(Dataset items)
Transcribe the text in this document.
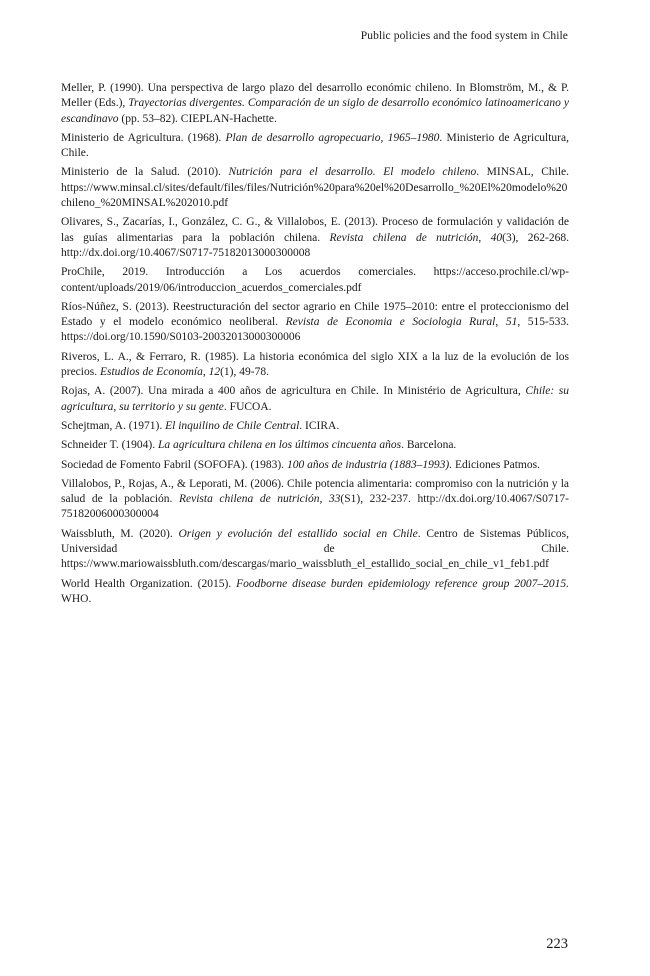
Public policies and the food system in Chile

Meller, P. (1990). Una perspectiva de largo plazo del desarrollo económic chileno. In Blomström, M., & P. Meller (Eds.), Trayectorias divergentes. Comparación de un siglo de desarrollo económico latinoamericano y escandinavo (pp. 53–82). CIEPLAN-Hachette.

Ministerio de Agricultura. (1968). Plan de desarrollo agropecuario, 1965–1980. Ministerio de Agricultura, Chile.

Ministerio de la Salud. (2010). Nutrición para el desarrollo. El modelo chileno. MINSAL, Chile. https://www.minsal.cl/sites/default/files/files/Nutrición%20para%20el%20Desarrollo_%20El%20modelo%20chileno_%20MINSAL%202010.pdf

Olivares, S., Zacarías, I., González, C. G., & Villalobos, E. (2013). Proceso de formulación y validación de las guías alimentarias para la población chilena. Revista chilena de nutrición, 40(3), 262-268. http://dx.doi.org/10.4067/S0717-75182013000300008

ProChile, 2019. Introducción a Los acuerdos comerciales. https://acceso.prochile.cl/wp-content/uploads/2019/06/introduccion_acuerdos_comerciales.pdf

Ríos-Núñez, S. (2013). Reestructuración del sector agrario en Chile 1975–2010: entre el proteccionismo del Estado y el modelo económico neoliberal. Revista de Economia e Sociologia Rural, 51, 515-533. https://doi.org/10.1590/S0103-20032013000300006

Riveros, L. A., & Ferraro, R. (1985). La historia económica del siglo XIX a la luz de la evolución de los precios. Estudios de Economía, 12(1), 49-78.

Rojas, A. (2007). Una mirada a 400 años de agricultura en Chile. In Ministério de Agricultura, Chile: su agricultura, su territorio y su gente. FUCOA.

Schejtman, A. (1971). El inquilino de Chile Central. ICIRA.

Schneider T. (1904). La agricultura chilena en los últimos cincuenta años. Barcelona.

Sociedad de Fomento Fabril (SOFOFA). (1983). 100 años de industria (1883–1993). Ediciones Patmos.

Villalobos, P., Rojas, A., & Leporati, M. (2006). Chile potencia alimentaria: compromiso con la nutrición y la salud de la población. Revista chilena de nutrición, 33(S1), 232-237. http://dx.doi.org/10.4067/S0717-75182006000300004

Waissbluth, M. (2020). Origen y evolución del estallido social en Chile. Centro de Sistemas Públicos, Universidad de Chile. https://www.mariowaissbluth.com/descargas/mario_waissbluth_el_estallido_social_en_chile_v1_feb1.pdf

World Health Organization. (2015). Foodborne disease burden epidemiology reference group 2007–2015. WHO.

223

▶ _WHAT YOU SHOULD DO_
From the listing, extract all text exactly as given and drop any picture.

▶ _TASK RESPONSE_
Transcribe the text in this document.
Public policies and the food system in Chile

Meller, P. (1990). Una perspectiva de largo plazo del desarrollo económic chileno. In Blomström, M., & P. Meller (Eds.), Trayectorias divergentes. Comparación de un siglo de desarrollo económico latinoamericano y escandinavo (pp. 53–82). CIEPLAN-Hachette.

Ministerio de Agricultura. (1968). Plan de desarrollo agropecuario, 1965–1980. Ministerio de Agricultura, Chile.

Ministerio de la Salud. (2010). Nutrición para el desarrollo. El modelo chileno. MINSAL, Chile. https://www.minsal.cl/sites/default/files/files/Nutrición%20para%20el%20Desarrollo_%20El%20modelo%20chileno_%20MINSAL%202010.pdf

Olivares, S., Zacarías, I., González, C. G., & Villalobos, E. (2013). Proceso de formulación y validación de las guías alimentarias para la población chilena. Revista chilena de nutrición, 40(3), 262-268. http://dx.doi.org/10.4067/S0717-75182013000300008

ProChile, 2019. Introducción a Los acuerdos comerciales. https://acceso.prochile.cl/wp-content/uploads/2019/06/introduccion_acuerdos_comerciales.pdf

Ríos-Núñez, S. (2013). Reestructuración del sector agrario en Chile 1975–2010: entre el proteccionismo del Estado y el modelo económico neoliberal. Revista de Economia e Sociologia Rural, 51, 515-533. https://doi.org/10.1590/S0103-20032013000300006

Riveros, L. A., & Ferraro, R. (1985). La historia económica del siglo XIX a la luz de la evolución de los precios. Estudios de Economía, 12(1), 49-78.

Rojas, A. (2007). Una mirada a 400 años de agricultura en Chile. In Ministério de Agricultura, Chile: su agricultura, su territorio y su gente. FUCOA.

Schejtman, A. (1971). El inquilino de Chile Central. ICIRA.

Schneider T. (1904). La agricultura chilena en los últimos cincuenta años. Barcelona.

Sociedad de Fomento Fabril (SOFOFA). (1983). 100 años de industria (1883–1993). Ediciones Patmos.

Villalobos, P., Rojas, A., & Leporati, M. (2006). Chile potencia alimentaria: compromiso con la nutrición y la salud de la población. Revista chilena de nutrición, 33(S1), 232-237. http://dx.doi.org/10.4067/S0717-75182006000300004

Waissbluth, M. (2020). Origen y evolución del estallido social en Chile. Centro de Sistemas Públicos, Universidad de Chile. https://www.mariowaissbluth.com/descargas/mario_waissbluth_el_estallido_social_en_chile_v1_feb1.pdf

World Health Organization. (2015). Foodborne disease burden epidemiology reference group 2007–2015. WHO.

223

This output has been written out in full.